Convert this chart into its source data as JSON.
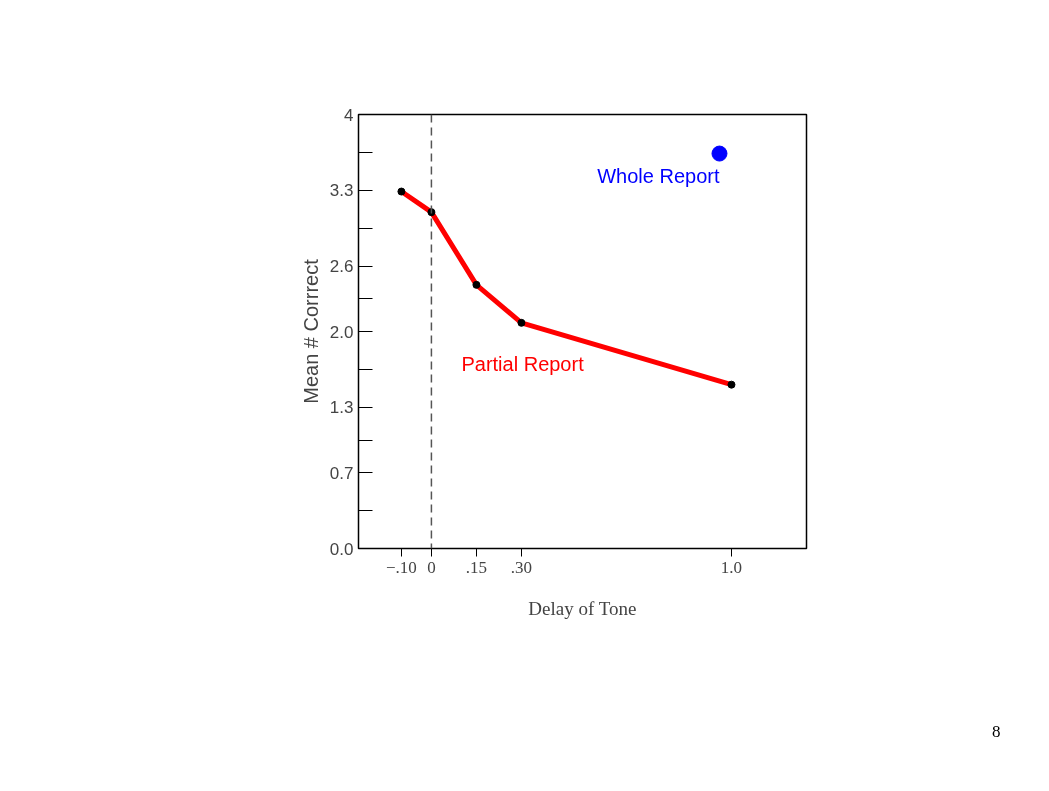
{
  "chart_data": {
    "type": "line",
    "xlabel": "Delay of Tone",
    "ylabel": "Mean # Corrrect",
    "xlim": [
      -0.243,
      1.25
    ],
    "ylim": [
      0,
      4
    ],
    "xticks": [
      {
        "value": -0.1,
        "label": "−.10"
      },
      {
        "value": 0,
        "label": "0"
      },
      {
        "value": 0.15,
        "label": ".15"
      },
      {
        "value": 0.3,
        "label": ".30"
      },
      {
        "value": 1.0,
        "label": "1.0"
      }
    ],
    "yticks": [
      {
        "value": 0,
        "label": "0.0"
      },
      {
        "value": 0.35,
        "label": null
      },
      0.7,
      {
        "value": 1.0,
        "label": null
      },
      1.3,
      {
        "value": 1.65,
        "label": null
      },
      {
        "value": 2.0,
        "label": "2.0"
      },
      {
        "value": 2.3,
        "label": null
      },
      2.6,
      {
        "value": 2.95,
        "label": null
      },
      3.3,
      {
        "value": 3.65,
        "label": null
      },
      4
    ],
    "series": [
      {
        "name": "Partial Report",
        "color": "#ff0000",
        "x": [
          -0.1,
          0,
          0.15,
          0.3,
          1.0
        ],
        "values": [
          3.29,
          3.1,
          2.43,
          2.08,
          1.51
        ],
        "marker": "circle"
      },
      {
        "name": "Whole Report",
        "type": "scatter",
        "color": "#0000ff",
        "x": [
          0.96
        ],
        "values": [
          3.64
        ]
      }
    ],
    "ref_lines": [
      {
        "axis": "x",
        "value": 0,
        "label": null,
        "color": "#555555",
        "line_style": "dashed"
      }
    ],
    "grid": false,
    "legend": false,
    "annotations": [
      "8"
    ]
  }
}
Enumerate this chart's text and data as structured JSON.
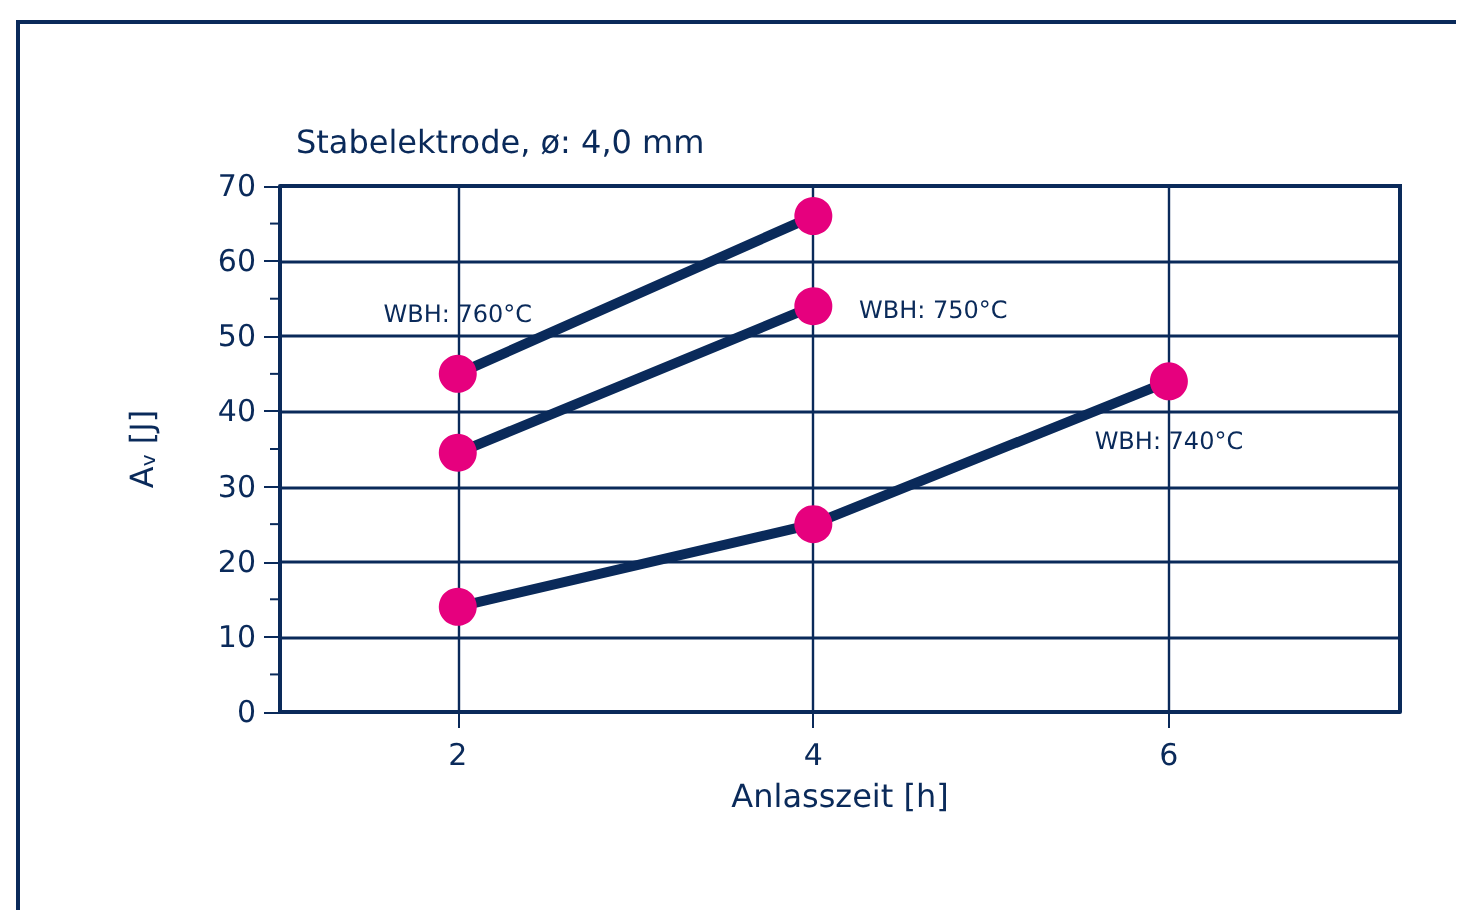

------------

### Problem requirements
Pick out every line holding the string "this" and return it.

### Correct response
Convert this chart into its source data as JSON.
Enumerate this chart's text and data as structured JSON.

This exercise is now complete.